--- begin TEXT PASSAGE ---
I dont really belive in that link - its dated back from 2006! And when programs like maya, 3ds max and cinema 4d dosent have it yet, i wouldent think a plugin way back from 2006 would have it.


----------



## rizla1 (Jan 14, 2009)

Lillebror said:


> I dont really belive in that link - its dated back from 2006! And when programs like maya, 3ds max and cinema 4d dosent have it yet, i wouldent think a plugin way back from 2006 would have it.



well belive this http://www.google.co.uk/search?hl=e...elerated+rendering+software&btnG=Search&meta= and this http://www.tomshardware.com/news/gelato-2-free,2693.html


----------



## Lillebror (Jan 15, 2009)

Gelato isent of any use - its not as fast as they said. If it aint faster than the cpu, then its kinda useless 

And Gpu Accelerated rendering software can also be programs like CAD, but thats just not the same.

Taken from the Gelato faq:


> *How can a GPU deliver photorealistic graphics on hardware?*
> Gelato is a hybrid, GPU/CPU renderer. Gelato never compromises on image-quality in favor of faster performance, so what cannot be executed on the GPU is done in software on the CPU. This enables clients to use the GPU to render the most beautiful, highest resolution, and complex scenes significantly faster than CPU-only renderers.



So it only uses the gpu for some stuff.

Oh, and gelato hasent ben updatedsince 2006


----------



## Polarman (Jan 15, 2009)
--- end TEXT PASSAGE ---
--- begin EXTRACTED ENTRIES ---
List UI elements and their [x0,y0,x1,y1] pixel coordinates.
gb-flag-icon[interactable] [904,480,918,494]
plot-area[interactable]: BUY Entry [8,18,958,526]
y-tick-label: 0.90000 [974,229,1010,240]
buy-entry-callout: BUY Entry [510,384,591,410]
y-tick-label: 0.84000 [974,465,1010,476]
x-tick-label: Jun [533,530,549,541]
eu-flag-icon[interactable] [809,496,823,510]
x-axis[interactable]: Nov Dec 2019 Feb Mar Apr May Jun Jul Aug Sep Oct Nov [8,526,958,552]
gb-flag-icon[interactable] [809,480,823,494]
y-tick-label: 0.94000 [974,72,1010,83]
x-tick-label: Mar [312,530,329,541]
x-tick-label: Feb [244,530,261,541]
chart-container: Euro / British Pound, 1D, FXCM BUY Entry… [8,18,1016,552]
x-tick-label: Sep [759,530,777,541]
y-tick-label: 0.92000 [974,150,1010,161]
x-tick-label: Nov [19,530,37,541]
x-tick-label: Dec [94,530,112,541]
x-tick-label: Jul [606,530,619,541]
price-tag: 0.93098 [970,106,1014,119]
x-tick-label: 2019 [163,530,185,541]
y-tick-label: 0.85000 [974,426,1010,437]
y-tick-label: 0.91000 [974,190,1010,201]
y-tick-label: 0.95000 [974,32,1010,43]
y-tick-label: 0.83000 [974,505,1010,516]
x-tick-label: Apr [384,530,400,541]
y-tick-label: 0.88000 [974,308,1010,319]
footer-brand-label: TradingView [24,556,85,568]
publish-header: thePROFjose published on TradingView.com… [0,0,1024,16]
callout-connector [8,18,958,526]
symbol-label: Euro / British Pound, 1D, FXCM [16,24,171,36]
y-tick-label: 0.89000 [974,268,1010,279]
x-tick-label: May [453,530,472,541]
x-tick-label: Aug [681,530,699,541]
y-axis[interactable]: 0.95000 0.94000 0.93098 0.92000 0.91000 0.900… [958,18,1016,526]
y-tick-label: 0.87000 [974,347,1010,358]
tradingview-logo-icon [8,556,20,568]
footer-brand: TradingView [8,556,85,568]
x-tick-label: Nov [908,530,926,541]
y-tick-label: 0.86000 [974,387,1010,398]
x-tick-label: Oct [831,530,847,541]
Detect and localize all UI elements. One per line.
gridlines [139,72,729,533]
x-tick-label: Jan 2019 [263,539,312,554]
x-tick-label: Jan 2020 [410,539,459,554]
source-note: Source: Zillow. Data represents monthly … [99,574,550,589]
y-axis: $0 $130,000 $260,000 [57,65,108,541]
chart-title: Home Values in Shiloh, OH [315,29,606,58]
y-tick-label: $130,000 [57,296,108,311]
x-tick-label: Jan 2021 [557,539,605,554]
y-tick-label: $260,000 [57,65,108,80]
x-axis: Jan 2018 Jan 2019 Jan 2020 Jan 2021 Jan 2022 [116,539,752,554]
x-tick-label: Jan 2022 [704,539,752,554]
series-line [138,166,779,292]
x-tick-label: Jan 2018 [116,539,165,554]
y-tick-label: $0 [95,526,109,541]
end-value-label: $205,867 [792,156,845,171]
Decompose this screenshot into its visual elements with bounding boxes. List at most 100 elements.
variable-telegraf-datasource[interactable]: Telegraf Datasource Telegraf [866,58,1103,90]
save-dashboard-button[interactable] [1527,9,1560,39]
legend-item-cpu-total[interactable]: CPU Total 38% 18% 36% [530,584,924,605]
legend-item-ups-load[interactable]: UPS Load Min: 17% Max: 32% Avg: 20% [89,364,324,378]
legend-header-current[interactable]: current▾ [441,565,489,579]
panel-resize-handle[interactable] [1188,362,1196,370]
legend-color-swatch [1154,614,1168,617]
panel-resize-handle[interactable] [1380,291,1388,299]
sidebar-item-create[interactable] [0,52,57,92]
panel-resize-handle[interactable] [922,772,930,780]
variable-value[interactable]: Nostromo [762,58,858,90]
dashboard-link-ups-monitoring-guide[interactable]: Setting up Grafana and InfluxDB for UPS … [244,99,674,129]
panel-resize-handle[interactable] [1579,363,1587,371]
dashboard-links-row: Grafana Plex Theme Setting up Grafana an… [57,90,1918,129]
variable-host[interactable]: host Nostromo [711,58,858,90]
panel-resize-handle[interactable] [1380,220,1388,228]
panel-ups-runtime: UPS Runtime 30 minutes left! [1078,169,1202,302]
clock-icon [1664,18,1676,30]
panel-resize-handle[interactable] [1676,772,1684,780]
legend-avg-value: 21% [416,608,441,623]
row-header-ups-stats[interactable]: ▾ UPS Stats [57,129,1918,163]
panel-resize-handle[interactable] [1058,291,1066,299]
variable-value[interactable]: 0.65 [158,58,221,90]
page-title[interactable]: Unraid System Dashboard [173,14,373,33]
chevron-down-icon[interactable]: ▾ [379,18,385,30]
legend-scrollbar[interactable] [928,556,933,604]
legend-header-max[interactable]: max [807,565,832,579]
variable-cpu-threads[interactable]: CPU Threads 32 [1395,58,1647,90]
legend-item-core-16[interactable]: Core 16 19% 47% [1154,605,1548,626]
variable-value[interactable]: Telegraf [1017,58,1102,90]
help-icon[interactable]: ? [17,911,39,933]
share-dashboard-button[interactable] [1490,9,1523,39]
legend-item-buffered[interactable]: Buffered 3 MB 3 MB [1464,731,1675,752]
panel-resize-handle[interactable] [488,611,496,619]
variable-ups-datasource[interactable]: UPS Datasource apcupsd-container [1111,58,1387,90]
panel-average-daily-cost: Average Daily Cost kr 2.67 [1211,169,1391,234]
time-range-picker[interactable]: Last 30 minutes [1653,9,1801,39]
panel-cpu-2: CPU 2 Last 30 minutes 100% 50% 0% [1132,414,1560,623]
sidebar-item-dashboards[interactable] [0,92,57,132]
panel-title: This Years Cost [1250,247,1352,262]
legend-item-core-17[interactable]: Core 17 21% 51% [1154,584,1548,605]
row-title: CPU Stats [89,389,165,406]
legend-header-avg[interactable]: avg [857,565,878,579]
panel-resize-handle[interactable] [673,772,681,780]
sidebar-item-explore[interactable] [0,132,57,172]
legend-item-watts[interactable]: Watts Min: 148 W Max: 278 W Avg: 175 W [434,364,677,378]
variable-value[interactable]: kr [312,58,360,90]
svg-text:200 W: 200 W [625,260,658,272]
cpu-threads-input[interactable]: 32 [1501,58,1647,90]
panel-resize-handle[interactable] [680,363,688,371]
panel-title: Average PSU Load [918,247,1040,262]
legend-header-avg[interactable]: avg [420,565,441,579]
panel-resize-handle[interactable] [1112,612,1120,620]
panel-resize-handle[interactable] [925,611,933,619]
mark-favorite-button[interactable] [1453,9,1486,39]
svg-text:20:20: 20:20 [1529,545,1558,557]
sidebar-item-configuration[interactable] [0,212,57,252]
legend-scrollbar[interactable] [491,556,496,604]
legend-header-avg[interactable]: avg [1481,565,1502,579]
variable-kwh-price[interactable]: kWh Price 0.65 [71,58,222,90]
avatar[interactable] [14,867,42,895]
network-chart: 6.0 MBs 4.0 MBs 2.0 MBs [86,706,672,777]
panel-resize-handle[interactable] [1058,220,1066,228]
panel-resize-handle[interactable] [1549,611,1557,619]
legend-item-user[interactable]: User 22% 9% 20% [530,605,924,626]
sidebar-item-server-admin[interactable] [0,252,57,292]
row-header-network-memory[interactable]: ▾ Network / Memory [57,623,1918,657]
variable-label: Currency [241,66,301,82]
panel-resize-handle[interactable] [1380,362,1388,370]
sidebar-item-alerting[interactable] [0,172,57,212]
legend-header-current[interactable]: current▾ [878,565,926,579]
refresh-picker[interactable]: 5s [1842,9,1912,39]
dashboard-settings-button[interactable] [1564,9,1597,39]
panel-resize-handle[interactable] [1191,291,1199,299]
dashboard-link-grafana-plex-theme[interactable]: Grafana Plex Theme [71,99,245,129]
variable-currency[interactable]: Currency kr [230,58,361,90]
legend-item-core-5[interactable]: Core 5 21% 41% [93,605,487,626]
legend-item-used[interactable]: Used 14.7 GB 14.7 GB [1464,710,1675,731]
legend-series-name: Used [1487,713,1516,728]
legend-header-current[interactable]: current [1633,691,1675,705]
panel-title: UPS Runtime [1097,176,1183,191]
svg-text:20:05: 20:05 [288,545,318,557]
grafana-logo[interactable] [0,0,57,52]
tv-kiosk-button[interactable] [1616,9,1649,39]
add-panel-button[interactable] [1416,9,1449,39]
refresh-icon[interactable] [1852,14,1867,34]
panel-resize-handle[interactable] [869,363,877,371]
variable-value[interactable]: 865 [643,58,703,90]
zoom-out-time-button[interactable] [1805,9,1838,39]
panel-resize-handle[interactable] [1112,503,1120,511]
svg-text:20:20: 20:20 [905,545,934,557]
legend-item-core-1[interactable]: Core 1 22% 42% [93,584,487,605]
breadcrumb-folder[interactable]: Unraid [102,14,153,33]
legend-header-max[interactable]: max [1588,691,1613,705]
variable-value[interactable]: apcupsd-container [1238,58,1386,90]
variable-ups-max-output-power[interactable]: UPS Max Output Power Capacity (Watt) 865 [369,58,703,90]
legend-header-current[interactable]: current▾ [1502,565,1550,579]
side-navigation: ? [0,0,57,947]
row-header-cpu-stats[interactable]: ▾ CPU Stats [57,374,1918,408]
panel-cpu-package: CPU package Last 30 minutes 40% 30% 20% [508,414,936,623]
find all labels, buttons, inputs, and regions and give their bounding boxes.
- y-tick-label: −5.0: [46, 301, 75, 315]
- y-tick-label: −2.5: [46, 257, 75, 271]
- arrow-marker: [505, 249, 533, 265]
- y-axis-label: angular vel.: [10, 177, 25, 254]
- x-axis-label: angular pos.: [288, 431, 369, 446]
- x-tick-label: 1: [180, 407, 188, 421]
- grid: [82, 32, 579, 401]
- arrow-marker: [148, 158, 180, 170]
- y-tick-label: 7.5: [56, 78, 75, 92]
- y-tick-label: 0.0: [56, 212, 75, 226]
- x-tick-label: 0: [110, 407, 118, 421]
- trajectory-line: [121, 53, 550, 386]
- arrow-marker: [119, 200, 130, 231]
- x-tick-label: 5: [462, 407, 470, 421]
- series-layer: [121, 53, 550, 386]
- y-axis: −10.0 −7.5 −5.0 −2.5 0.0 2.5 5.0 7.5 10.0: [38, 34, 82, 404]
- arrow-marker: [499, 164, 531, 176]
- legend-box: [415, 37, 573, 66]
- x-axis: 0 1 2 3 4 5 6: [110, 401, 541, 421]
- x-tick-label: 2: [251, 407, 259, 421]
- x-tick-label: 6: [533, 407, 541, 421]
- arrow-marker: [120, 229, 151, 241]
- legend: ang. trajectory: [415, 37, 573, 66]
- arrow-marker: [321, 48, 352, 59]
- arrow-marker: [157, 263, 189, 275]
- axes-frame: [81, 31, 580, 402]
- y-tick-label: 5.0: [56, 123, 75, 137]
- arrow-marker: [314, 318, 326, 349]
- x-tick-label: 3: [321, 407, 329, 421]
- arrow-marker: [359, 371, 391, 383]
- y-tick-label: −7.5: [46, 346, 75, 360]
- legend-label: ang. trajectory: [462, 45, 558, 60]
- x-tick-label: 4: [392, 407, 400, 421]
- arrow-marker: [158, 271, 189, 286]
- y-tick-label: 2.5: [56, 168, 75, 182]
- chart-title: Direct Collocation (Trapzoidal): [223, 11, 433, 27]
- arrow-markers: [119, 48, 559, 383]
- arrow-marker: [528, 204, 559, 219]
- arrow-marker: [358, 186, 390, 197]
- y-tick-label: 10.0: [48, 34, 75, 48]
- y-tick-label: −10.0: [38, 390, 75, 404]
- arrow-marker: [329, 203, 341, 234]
--- end EXTRACTED ENTRIES ---
» STATED PROBLEM
Continue the forum thread on GPU-accelerated rendering from the point where it stops. The items aren't needed for this.

» THE RESPONSE
I remeber using Bryce yeaarrrrsss ago! It use to take half a day to make one render (pentium 200). I still have a book on it.


----------



## DrPepper (Jan 15, 2009)

Wow I started using terragen and I'm addicted. Partly because my gpu can't play anything apart from microsoft calculator. Another thing that is great is that I can use it to make wallpapers  Cheers solaris for this thread.


----------



## Binge (Jan 15, 2009)

What the f*** is Binge thinking???


----------



## Solaris17 (Jan 15, 2009)

Lillebror said:


> A render program, from what i know, is only using the cpu - the more cores, the more threads it can have. But some people keep telling me that, the better gpu, the faster its gonna render. From what i know, the gpu's only job is the viewpoint thingy.



untrue i do bealive in 3dsmax and i can say for sure in bryce that GPU's are used to render.


----------



## Solaris17 (Jan 15, 2009)

DrPepper said:


> Wow I started using terragen and I'm addicted. Partly because my gpu can't play anything apart from microsoft calculator. Another thing that is great is that I can use it to make wallpapers  Cheers solaris for this thread.



thank you


----------



## DrPepper (Jan 15, 2009)

This is the evolution of one of my drawings on terragen. At one point I made the island from crysis and it looked amazing and I only saved the water  and not the actual islands.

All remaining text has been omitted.